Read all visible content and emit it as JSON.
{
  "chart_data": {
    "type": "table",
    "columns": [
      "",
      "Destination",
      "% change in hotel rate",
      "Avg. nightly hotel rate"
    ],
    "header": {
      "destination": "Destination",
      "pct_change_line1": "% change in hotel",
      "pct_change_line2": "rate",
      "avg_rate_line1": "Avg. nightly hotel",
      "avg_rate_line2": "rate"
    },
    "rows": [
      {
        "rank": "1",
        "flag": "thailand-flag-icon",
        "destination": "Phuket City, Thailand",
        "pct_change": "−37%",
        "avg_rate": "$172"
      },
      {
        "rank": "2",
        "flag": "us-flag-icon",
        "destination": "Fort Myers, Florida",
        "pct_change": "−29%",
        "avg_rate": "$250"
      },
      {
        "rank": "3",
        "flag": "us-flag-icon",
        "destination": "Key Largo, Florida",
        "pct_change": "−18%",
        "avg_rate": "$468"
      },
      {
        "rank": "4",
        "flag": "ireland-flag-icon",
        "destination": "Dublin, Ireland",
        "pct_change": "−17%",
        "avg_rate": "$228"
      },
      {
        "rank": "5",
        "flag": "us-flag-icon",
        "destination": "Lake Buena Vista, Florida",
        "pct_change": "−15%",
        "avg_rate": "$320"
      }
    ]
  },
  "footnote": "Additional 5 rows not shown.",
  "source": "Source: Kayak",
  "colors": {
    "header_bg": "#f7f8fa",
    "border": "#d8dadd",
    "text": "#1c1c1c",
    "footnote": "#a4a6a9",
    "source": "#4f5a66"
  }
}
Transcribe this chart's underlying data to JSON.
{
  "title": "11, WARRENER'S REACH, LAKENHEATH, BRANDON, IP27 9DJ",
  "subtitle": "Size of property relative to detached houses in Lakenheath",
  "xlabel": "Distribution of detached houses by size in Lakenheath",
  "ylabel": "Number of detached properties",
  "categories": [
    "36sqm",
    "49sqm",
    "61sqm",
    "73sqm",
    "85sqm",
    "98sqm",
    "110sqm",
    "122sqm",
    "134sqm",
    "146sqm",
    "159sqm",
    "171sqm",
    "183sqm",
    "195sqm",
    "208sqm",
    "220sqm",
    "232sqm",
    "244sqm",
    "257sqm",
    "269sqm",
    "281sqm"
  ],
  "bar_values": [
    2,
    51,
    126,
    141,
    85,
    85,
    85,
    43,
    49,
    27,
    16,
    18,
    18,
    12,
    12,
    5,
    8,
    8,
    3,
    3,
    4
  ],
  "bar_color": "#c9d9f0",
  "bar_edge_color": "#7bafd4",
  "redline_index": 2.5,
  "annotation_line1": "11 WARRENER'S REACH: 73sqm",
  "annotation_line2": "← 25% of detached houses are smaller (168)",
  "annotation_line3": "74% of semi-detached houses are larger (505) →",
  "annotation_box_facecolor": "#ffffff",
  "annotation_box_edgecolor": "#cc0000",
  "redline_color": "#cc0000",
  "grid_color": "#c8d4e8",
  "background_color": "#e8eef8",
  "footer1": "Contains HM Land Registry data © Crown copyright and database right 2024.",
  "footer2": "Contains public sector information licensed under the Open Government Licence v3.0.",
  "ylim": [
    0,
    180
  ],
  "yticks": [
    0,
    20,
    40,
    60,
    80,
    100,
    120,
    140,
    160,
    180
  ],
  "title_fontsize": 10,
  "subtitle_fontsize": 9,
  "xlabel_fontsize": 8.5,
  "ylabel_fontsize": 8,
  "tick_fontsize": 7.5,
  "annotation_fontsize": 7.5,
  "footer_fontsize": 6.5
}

+-------+

*Stated problem*:
Find the lines containing "JSON" and pull them out.

*Expected output*:
Read all visible content and emit it as JSON.
Transcribe this chart's underlying data to JSON.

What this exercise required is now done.